## DIRECTION
Please copy every line of the data below word for word, keeping each one unchanged.

## Annotated element entries

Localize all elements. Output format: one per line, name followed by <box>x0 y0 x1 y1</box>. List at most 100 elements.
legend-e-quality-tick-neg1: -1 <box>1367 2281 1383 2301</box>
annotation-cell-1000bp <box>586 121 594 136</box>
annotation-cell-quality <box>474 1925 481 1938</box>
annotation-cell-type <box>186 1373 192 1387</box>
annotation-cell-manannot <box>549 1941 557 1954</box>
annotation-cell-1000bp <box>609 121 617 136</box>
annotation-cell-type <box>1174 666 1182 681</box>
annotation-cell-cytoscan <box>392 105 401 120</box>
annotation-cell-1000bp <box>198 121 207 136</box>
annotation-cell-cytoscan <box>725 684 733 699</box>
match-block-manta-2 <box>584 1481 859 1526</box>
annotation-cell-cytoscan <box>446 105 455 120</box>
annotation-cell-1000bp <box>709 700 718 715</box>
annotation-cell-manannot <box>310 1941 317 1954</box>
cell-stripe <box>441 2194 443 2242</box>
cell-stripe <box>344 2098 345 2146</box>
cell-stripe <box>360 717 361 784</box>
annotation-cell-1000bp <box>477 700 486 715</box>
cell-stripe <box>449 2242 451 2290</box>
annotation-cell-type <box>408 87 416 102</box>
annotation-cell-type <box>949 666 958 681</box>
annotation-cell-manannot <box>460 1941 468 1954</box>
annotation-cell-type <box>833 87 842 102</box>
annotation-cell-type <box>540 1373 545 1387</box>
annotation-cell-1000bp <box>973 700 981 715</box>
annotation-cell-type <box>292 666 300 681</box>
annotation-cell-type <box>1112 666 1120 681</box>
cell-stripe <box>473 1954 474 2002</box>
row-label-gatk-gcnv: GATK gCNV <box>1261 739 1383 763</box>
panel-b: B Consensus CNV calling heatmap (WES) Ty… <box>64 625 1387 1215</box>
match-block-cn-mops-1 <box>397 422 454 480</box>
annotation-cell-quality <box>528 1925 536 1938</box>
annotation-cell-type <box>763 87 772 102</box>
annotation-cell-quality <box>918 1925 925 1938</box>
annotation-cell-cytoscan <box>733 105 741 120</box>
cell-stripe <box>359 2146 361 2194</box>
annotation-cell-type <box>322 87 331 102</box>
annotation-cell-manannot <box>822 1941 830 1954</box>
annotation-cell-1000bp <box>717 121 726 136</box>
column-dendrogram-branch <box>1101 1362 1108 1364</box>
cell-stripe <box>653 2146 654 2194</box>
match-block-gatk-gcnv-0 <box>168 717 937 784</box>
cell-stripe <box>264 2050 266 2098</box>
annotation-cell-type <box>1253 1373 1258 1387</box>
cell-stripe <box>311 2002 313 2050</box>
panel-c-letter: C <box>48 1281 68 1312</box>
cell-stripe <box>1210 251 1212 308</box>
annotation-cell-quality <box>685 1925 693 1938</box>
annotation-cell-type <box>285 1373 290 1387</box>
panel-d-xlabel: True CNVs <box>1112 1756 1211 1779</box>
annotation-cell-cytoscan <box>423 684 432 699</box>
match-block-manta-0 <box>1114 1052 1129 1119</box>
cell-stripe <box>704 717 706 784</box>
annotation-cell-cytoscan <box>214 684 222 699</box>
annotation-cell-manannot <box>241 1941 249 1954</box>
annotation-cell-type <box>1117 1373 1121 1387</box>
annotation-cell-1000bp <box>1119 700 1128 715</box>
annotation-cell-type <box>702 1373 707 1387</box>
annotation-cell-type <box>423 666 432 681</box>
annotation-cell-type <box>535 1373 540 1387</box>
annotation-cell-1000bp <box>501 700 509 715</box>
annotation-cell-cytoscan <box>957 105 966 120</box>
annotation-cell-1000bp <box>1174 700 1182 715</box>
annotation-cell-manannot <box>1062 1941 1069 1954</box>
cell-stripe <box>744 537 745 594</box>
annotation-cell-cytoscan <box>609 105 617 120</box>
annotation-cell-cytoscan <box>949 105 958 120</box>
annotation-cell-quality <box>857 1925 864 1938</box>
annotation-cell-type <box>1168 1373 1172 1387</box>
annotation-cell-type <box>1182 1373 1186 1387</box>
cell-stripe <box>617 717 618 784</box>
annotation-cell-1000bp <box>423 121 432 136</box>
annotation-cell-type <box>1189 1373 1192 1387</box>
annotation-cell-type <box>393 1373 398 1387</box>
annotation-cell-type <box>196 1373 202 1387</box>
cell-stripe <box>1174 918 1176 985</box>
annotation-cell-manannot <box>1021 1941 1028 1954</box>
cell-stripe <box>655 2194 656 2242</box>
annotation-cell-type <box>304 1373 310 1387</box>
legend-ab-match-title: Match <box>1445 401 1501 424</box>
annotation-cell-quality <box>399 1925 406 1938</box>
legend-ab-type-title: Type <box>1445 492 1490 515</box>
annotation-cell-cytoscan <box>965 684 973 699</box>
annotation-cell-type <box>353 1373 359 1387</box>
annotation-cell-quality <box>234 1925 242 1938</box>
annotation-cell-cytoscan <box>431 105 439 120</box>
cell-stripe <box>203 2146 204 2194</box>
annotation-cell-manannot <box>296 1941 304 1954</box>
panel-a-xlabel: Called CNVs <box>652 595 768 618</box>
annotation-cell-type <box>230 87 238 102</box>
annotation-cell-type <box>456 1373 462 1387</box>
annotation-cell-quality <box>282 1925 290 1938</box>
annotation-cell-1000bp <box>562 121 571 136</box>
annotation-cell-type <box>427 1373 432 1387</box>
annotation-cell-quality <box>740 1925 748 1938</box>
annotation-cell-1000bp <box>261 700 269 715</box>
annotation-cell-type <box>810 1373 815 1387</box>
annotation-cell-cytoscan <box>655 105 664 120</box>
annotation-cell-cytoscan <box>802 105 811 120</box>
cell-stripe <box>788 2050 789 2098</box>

## FINISHED TASK
Localize all elements. Output format: one per line, name followed by <box>x0 y0 x1 y1</box>. List at most 100 elements.
legend-e-quality-tick-neg1: -1 <box>1367 2281 1383 2301</box>
annotation-cell-1000bp <box>586 121 594 136</box>
annotation-cell-quality <box>474 1925 481 1938</box>
annotation-cell-type <box>186 1373 192 1387</box>
annotation-cell-manannot <box>549 1941 557 1954</box>
annotation-cell-1000bp <box>609 121 617 136</box>
annotation-cell-type <box>1174 666 1182 681</box>
annotation-cell-cytoscan <box>392 105 401 120</box>
annotation-cell-1000bp <box>198 121 207 136</box>
annotation-cell-cytoscan <box>725 684 733 699</box>
match-block-manta-2 <box>584 1481 859 1526</box>
annotation-cell-cytoscan <box>446 105 455 120</box>
annotation-cell-1000bp <box>709 700 718 715</box>
annotation-cell-manannot <box>310 1941 317 1954</box>
cell-stripe <box>441 2194 443 2242</box>
cell-stripe <box>344 2098 345 2146</box>
cell-stripe <box>360 717 361 784</box>
annotation-cell-1000bp <box>477 700 486 715</box>
cell-stripe <box>449 2242 451 2290</box>
annotation-cell-type <box>408 87 416 102</box>
annotation-cell-type <box>949 666 958 681</box>
annotation-cell-manannot <box>460 1941 468 1954</box>
annotation-cell-type <box>833 87 842 102</box>
annotation-cell-type <box>540 1373 545 1387</box>
annotation-cell-1000bp <box>973 700 981 715</box>
annotation-cell-type <box>292 666 300 681</box>
annotation-cell-type <box>1112 666 1120 681</box>
cell-stripe <box>473 1954 474 2002</box>
row-label-gatk-gcnv: GATK gCNV <box>1261 739 1383 763</box>
panel-b: B Consensus CNV calling heatmap (WES) Ty… <box>64 625 1387 1215</box>
match-block-cn-mops-1 <box>397 422 454 480</box>
annotation-cell-quality <box>528 1925 536 1938</box>
annotation-cell-type <box>763 87 772 102</box>
annotation-cell-quality <box>918 1925 925 1938</box>
annotation-cell-cytoscan <box>733 105 741 120</box>
cell-stripe <box>359 2146 361 2194</box>
annotation-cell-type <box>322 87 331 102</box>
annotation-cell-manannot <box>822 1941 830 1954</box>
annotation-cell-1000bp <box>717 121 726 136</box>
column-dendrogram-branch <box>1101 1362 1108 1364</box>
cell-stripe <box>653 2146 654 2194</box>
match-block-gatk-gcnv-0 <box>168 717 937 784</box>
cell-stripe <box>264 2050 266 2098</box>
annotation-cell-type <box>1253 1373 1258 1387</box>
cell-stripe <box>311 2002 313 2050</box>
panel-c-letter: C <box>48 1281 68 1312</box>
cell-stripe <box>1210 251 1212 308</box>
annotation-cell-quality <box>685 1925 693 1938</box>
annotation-cell-type <box>285 1373 290 1387</box>
panel-d-xlabel: True CNVs <box>1112 1756 1211 1779</box>
annotation-cell-cytoscan <box>423 684 432 699</box>
match-block-manta-0 <box>1114 1052 1129 1119</box>
cell-stripe <box>704 717 706 784</box>
annotation-cell-cytoscan <box>214 684 222 699</box>
annotation-cell-manannot <box>241 1941 249 1954</box>
annotation-cell-type <box>1117 1373 1121 1387</box>
annotation-cell-1000bp <box>1119 700 1128 715</box>
annotation-cell-type <box>702 1373 707 1387</box>
annotation-cell-type <box>423 666 432 681</box>
annotation-cell-type <box>535 1373 540 1387</box>
annotation-cell-1000bp <box>501 700 509 715</box>
annotation-cell-cytoscan <box>957 105 966 120</box>
annotation-cell-1000bp <box>1174 700 1182 715</box>
annotation-cell-manannot <box>1062 1941 1069 1954</box>
cell-stripe <box>744 537 745 594</box>
annotation-cell-cytoscan <box>609 105 617 120</box>
annotation-cell-cytoscan <box>949 105 958 120</box>
annotation-cell-quality <box>857 1925 864 1938</box>
annotation-cell-type <box>1168 1373 1172 1387</box>
annotation-cell-type <box>1182 1373 1186 1387</box>
cell-stripe <box>617 717 618 784</box>
annotation-cell-1000bp <box>423 121 432 136</box>
annotation-cell-type <box>1189 1373 1192 1387</box>
annotation-cell-type <box>393 1373 398 1387</box>
annotation-cell-type <box>196 1373 202 1387</box>
cell-stripe <box>1174 918 1176 985</box>
annotation-cell-manannot <box>1021 1941 1028 1954</box>
cell-stripe <box>655 2194 656 2242</box>
annotation-cell-type <box>304 1373 310 1387</box>
legend-ab-match-title: Match <box>1445 401 1501 424</box>
annotation-cell-quality <box>399 1925 406 1938</box>
legend-ab-type-title: Type <box>1445 492 1490 515</box>
annotation-cell-cytoscan <box>965 684 973 699</box>
annotation-cell-type <box>353 1373 359 1387</box>
annotation-cell-quality <box>234 1925 242 1938</box>
annotation-cell-cytoscan <box>431 105 439 120</box>
cell-stripe <box>203 2146 204 2194</box>
annotation-cell-manannot <box>296 1941 304 1954</box>
panel-a-xlabel: Called CNVs <box>652 595 768 618</box>
annotation-cell-type <box>230 87 238 102</box>
annotation-cell-type <box>456 1373 462 1387</box>
annotation-cell-quality <box>282 1925 290 1938</box>
annotation-cell-1000bp <box>562 121 571 136</box>
annotation-cell-type <box>427 1373 432 1387</box>
annotation-cell-quality <box>740 1925 748 1938</box>
annotation-cell-1000bp <box>261 700 269 715</box>
annotation-cell-type <box>810 1373 815 1387</box>
annotation-cell-cytoscan <box>655 105 664 120</box>
annotation-cell-cytoscan <box>802 105 811 120</box>
cell-stripe <box>788 2050 789 2098</box>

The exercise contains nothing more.